## TEXTO DA PÁGINA
⟨
Ressalte-se como contraponto
dessa mudança a formidável expansão do déficit comercial dos
EUA -em escala nunca vista em
termos de magnitude e de continuidade. Japão e China, as principais economias superavitárias no
comércio com os EUA, redistribuem esse beneficio através de um
esquema inter-regional concentrado na Ásia. As empresas japonesas subcontratam e descentralizam a manufatura de produtos e
partes na região, com destaque
para a China. Esta, por sua vez,
compra pesadamente insumos e
matérias-primas da Ásia e de outras regiões (inclusive a América
do Sul). A capacidade de manufaturar competitivamente (combinando custos, qualidade e taxa de
câmbio) revela-se como a mais
poderosa alavanca de crescimento. Mais que isso: permite ganhar
participação global em muitos
mercados e, ainda mais importante, perfazer processos exitosos
de aprendizado e de inovação tecnológica.
⟩
## TAREFA PROPOSTA A
Reúna todas as linhas dos registros que contêm a palavra "name".
O texto da página e os registros vêm de fontes distintas.

## LISTA DE REGISTROS
⟨
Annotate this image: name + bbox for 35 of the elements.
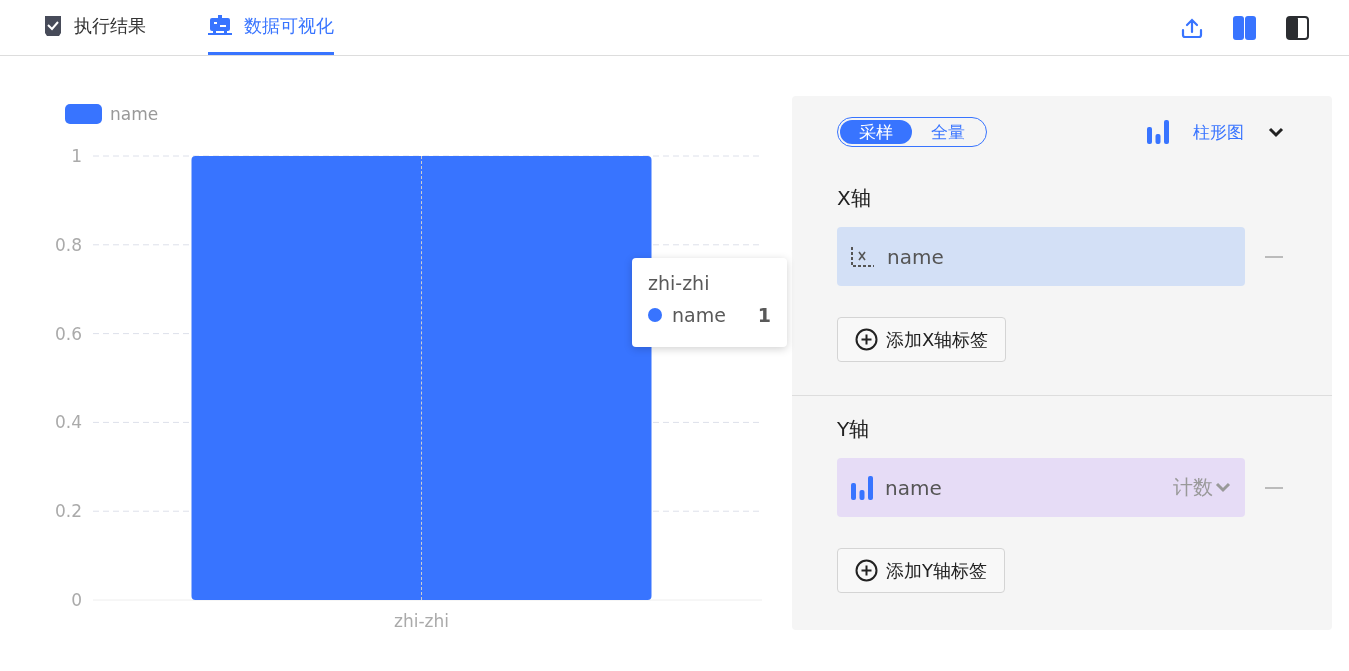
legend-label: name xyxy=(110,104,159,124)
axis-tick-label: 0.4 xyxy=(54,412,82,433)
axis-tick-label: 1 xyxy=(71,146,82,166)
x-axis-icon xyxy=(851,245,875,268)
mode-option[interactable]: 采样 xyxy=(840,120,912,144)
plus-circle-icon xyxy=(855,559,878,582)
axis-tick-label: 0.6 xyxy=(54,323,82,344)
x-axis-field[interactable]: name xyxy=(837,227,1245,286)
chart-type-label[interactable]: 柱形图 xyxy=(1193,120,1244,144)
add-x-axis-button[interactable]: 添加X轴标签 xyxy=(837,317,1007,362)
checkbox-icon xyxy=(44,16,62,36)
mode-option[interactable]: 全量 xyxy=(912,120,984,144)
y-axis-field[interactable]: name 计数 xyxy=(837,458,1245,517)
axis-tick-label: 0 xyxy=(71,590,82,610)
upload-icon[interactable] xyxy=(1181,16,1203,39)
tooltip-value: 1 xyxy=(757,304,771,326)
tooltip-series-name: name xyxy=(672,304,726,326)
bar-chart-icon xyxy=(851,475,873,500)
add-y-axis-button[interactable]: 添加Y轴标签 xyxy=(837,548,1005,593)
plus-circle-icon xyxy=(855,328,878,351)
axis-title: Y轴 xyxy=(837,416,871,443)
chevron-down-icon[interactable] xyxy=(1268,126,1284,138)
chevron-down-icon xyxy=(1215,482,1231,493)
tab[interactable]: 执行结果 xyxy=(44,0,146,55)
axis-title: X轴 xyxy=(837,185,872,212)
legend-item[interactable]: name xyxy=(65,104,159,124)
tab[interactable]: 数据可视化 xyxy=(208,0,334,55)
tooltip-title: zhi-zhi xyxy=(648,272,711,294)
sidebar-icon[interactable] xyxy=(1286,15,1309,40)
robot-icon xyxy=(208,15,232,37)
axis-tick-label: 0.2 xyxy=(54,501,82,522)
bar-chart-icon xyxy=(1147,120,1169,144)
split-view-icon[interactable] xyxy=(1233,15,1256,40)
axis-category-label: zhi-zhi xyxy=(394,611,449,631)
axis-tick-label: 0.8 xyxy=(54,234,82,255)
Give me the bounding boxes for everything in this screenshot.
⟩
## TAREFA PROPOSTA B
Segundo o texto da página, quais são as principais economias superavitárias no comércio com os EUA?

## SOLUÇÃO DETALHADA A
Annotate this image: name + bbox for 35 of the elements.
legend-label: name xyxy=(110,104,159,124)
x-axis-field[interactable]: name xyxy=(837,227,1245,286)
y-axis-field[interactable]: name 计数 xyxy=(837,458,1245,517)
tooltip-series-name: name xyxy=(672,304,726,326)
legend-item[interactable]: name xyxy=(65,104,159,124)

## SOLUÇÃO DETALHADA B
Japão e China.